» **Your goal**
Find each line holding "debt" and copy it out.

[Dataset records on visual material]
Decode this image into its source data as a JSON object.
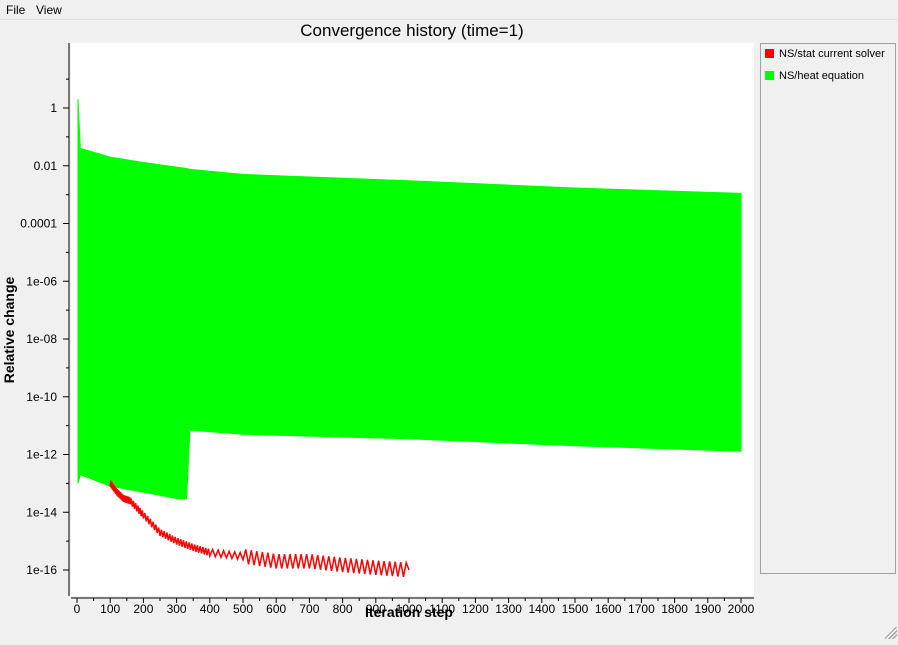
{
  "menu": {
    "file": "File",
    "view": "View"
  },
  "chart_data": {
    "type": "line",
    "title": "Convergence history (time=1)",
    "xlabel": "Iteration step",
    "ylabel": "Relative change",
    "xlim": [
      0,
      2000
    ],
    "ylim": [
      1e-16,
      1
    ],
    "yscale": "log",
    "xticks": [
      0,
      100,
      200,
      300,
      400,
      500,
      600,
      700,
      800,
      900,
      1000,
      1100,
      1200,
      1300,
      1400,
      1500,
      1600,
      1700,
      1800,
      1900,
      2000
    ],
    "ytick_labels": [
      "1",
      "0.01",
      "0.0001",
      "1e-06",
      "1e-08",
      "1e-10",
      "1e-12",
      "1e-14",
      "1e-16"
    ],
    "ytick_values": [
      1,
      0.01,
      0.0001,
      1e-06,
      1e-08,
      1e-10,
      1e-12,
      1e-14,
      1e-16
    ],
    "grid": false,
    "legend_position": "right",
    "series": [
      {
        "name": "NS/stat current solver",
        "color": "#ff0000",
        "x": [
          100,
          120,
          140,
          160,
          200,
          250,
          300,
          350,
          400,
          500,
          600,
          700,
          800,
          900,
          1000
        ],
        "y": [
          1e-13,
          5e-14,
          3e-14,
          2.5e-14,
          8e-15,
          2e-15,
          1e-15,
          6e-16,
          4e-16,
          3e-16,
          2e-16,
          2e-16,
          1.5e-16,
          1.2e-16,
          1e-16
        ]
      },
      {
        "name": "NS/heat equation",
        "color": "#00ff00",
        "x": [
          3,
          10,
          100,
          200,
          300,
          330,
          340,
          500,
          1000,
          1500,
          2000
        ],
        "upper": [
          2,
          0.04,
          0.02,
          0.013,
          0.009,
          0.008,
          0.0075,
          0.005,
          0.003,
          0.0017,
          0.0011
        ],
        "lower": [
          1e-13,
          2e-13,
          8e-14,
          5e-14,
          3e-14,
          3e-14,
          7e-12,
          5e-12,
          3.5e-12,
          2e-12,
          1.3e-12
        ]
      }
    ]
  }
}
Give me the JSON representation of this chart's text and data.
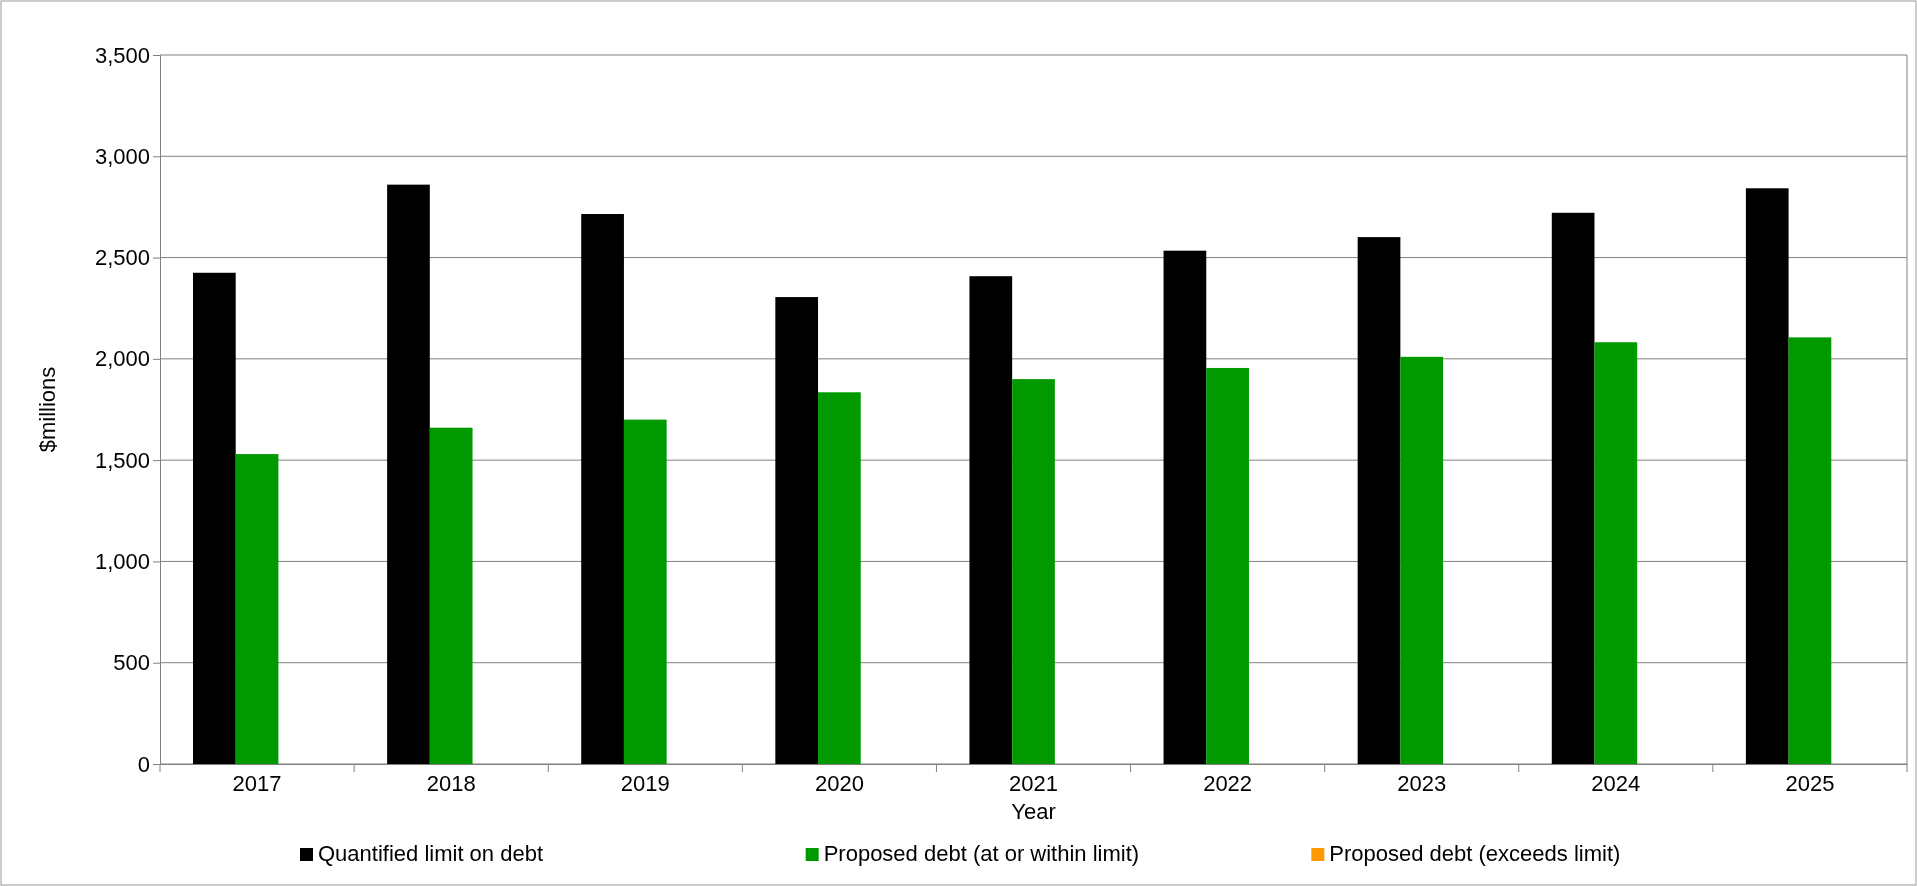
{
  "chart_data": {
    "type": "bar",
    "xlabel": "Year",
    "ylabel": "$millions",
    "categories": [
      "2017",
      "2018",
      "2019",
      "2020",
      "2021",
      "2022",
      "2023",
      "2024",
      "2025"
    ],
    "series": [
      {
        "name": "Quantified limit on debt",
        "color": "#000000",
        "values": [
          2425,
          2860,
          2715,
          2305,
          2408,
          2534,
          2601,
          2721,
          2842
        ]
      },
      {
        "name": "Proposed debt (at or within limit)",
        "color": "#009900",
        "values": [
          1530,
          1660,
          1700,
          1835,
          1900,
          1955,
          2010,
          2082,
          2106
        ]
      },
      {
        "name": "Proposed debt (exceeds limit)",
        "color": "#ff9900",
        "values": [
          null,
          null,
          null,
          null,
          null,
          null,
          null,
          null,
          null
        ]
      }
    ],
    "ylim": [
      0,
      3500
    ],
    "yticks": [
      {
        "value": 0,
        "label": "0"
      },
      {
        "value": 500,
        "label": "500"
      },
      {
        "value": 1000,
        "label": "1,000"
      },
      {
        "value": 1500,
        "label": "1,500"
      },
      {
        "value": 2000,
        "label": "2,000"
      },
      {
        "value": 2500,
        "label": "2,500"
      },
      {
        "value": 3000,
        "label": "3,000"
      },
      {
        "value": 3500,
        "label": "3,500"
      }
    ],
    "grid": "y",
    "legend": "bottom"
  }
}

» **Task output**
        "name": "Quantified limit on debt",
        "name": "Proposed debt (at or within limit)",
        "name": "Proposed debt (exceeds limit)",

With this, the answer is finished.